Document transcription data:
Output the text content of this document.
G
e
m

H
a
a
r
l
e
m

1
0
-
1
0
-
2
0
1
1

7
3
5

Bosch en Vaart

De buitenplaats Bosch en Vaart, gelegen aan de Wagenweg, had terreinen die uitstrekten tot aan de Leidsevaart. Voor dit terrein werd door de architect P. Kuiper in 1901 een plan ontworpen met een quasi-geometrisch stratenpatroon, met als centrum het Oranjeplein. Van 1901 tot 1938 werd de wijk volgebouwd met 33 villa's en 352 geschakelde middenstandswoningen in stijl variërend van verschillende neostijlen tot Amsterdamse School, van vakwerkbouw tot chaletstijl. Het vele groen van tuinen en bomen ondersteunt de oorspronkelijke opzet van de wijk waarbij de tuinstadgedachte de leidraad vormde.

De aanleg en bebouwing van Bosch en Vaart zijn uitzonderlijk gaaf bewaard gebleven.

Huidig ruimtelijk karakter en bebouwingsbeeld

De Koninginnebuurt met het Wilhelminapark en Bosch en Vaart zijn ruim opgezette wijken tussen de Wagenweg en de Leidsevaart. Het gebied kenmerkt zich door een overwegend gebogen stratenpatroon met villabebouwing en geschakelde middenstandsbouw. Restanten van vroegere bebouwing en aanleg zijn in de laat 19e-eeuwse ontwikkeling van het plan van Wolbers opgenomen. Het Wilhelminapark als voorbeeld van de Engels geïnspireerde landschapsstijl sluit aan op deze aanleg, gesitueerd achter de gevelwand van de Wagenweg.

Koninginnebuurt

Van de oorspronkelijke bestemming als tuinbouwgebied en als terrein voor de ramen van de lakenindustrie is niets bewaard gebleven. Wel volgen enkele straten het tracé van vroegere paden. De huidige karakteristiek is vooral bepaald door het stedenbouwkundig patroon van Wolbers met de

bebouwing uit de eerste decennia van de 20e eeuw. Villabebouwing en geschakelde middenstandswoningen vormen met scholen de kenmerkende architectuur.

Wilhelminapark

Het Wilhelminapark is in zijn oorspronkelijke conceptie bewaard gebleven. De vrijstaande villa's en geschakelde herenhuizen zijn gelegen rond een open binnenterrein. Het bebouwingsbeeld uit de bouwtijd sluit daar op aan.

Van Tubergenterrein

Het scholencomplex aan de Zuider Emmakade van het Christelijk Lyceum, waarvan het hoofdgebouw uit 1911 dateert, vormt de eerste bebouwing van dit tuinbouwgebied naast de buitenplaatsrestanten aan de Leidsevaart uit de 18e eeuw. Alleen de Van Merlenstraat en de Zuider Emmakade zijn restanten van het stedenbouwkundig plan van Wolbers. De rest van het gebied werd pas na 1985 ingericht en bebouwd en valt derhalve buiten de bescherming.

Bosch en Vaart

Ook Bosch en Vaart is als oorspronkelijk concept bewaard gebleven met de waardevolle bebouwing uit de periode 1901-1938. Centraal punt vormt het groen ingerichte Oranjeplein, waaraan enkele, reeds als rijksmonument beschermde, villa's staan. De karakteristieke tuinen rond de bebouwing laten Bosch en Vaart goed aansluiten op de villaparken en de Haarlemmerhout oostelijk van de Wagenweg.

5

...

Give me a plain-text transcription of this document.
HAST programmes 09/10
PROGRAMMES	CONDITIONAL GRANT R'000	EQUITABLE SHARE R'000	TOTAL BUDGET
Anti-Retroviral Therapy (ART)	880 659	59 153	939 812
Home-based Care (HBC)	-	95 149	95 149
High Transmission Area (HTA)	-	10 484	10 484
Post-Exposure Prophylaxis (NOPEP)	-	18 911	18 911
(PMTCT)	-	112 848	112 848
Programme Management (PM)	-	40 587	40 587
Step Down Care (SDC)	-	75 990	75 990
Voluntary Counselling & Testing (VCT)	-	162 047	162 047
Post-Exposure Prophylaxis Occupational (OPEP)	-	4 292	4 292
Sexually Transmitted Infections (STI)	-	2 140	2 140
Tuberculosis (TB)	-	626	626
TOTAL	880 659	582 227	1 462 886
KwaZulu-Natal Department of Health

...

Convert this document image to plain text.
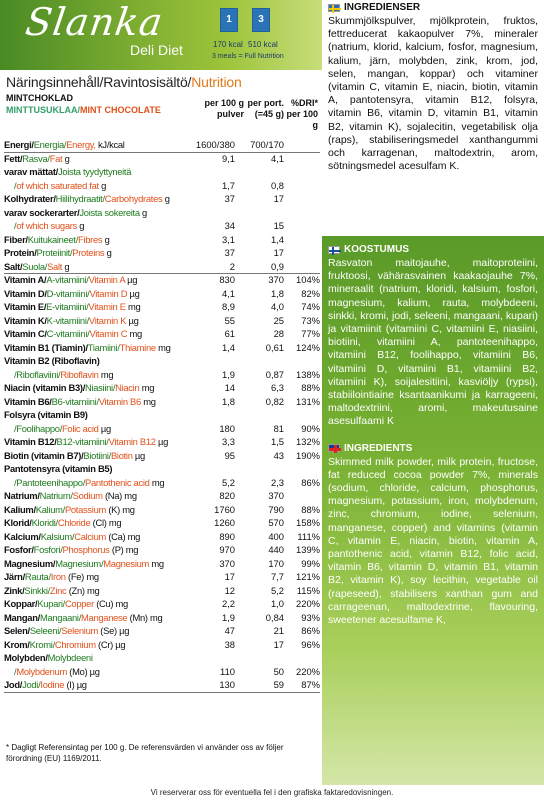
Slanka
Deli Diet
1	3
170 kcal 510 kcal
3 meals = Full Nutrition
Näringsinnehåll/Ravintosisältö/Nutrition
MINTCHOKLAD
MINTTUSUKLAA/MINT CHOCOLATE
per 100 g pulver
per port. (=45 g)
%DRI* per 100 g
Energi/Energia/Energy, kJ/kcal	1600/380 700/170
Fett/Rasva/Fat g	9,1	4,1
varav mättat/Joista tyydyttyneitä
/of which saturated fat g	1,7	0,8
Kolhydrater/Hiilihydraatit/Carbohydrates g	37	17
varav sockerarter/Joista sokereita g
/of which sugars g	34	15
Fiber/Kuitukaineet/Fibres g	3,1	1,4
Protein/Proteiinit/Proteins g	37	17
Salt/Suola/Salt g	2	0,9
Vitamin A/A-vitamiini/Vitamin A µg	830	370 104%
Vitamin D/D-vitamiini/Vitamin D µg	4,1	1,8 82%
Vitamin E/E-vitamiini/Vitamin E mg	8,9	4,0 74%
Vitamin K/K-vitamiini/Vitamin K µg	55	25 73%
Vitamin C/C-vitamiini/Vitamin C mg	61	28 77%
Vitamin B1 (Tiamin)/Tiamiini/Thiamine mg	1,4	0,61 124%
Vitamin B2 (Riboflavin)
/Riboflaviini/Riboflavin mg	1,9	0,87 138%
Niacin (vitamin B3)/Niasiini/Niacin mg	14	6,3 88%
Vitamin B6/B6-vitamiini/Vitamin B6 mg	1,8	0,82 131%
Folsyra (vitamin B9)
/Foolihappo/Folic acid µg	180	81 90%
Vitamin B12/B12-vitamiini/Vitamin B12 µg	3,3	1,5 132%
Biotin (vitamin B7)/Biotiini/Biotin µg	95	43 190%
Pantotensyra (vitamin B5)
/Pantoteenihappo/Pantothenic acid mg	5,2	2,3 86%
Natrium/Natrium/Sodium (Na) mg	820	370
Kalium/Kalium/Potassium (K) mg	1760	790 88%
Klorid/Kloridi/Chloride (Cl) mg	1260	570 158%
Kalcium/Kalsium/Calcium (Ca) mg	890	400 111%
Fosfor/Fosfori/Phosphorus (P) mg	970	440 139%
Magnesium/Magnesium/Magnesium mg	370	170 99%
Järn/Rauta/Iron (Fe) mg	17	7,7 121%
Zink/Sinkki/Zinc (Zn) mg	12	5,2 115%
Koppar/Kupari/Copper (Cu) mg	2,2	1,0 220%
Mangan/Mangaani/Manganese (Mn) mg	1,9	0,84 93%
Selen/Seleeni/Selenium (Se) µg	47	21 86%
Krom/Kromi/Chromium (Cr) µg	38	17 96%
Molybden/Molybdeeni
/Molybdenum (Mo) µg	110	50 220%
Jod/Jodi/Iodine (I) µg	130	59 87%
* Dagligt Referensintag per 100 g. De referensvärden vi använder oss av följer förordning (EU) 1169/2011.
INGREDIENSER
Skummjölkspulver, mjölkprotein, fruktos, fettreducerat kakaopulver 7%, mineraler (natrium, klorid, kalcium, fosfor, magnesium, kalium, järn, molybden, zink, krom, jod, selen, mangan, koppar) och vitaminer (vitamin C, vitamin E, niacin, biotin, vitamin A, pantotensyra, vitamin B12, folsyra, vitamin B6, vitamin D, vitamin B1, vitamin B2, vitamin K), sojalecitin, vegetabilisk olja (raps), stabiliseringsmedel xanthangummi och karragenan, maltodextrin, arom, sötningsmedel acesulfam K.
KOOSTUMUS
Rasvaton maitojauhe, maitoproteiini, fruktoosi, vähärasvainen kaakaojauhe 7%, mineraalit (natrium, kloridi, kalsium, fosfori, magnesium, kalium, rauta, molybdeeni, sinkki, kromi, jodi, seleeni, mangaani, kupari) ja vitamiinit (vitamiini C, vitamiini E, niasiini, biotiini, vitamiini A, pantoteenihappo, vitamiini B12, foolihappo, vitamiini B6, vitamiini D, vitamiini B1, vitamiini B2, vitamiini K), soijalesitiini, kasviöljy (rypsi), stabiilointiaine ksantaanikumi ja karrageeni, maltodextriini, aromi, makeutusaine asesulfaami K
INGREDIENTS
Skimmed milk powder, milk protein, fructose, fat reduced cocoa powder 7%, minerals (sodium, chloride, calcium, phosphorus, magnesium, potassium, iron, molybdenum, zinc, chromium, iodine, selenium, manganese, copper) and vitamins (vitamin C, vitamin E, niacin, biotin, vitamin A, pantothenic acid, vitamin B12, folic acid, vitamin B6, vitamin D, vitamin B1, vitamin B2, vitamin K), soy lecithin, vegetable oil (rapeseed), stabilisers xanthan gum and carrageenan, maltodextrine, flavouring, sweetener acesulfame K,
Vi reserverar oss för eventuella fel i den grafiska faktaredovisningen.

EXERCISE REQUIREMENTS:
Within the entries, find all lines that contain "stedenbouwkundig" and copy each one.

EXERCISE RESULT:
Van de oorspronkelijke bestemming als tuinbouwgebied en als terrein voor de ramen van de lakenindustrie is niets bewaard gebleven. Wel volgen enkele straten het tracé van vroegere paden. De huidige karakteristiek is vooral bepaald door het stedenbouwkundig patroon van Wolbers met de
Het scholencomplex aan de Zuider Emmakade van het Christelijk Lyceum, waarvan het hoofdgebouw uit 1911 dateert, vormt de eerste bebouwing van dit tuinbouwgebied naast de buitenplaatsrestanten aan de Leidsevaart uit de 18e eeuw. Alleen de Van Merlenstraat en de Zuider Emmakade zijn restanten van het stedenbouwkundig plan van Wolbers. De rest van het gebied werd pas na 1985 ingericht en bebouwd en valt derhalve buiten de bescherming.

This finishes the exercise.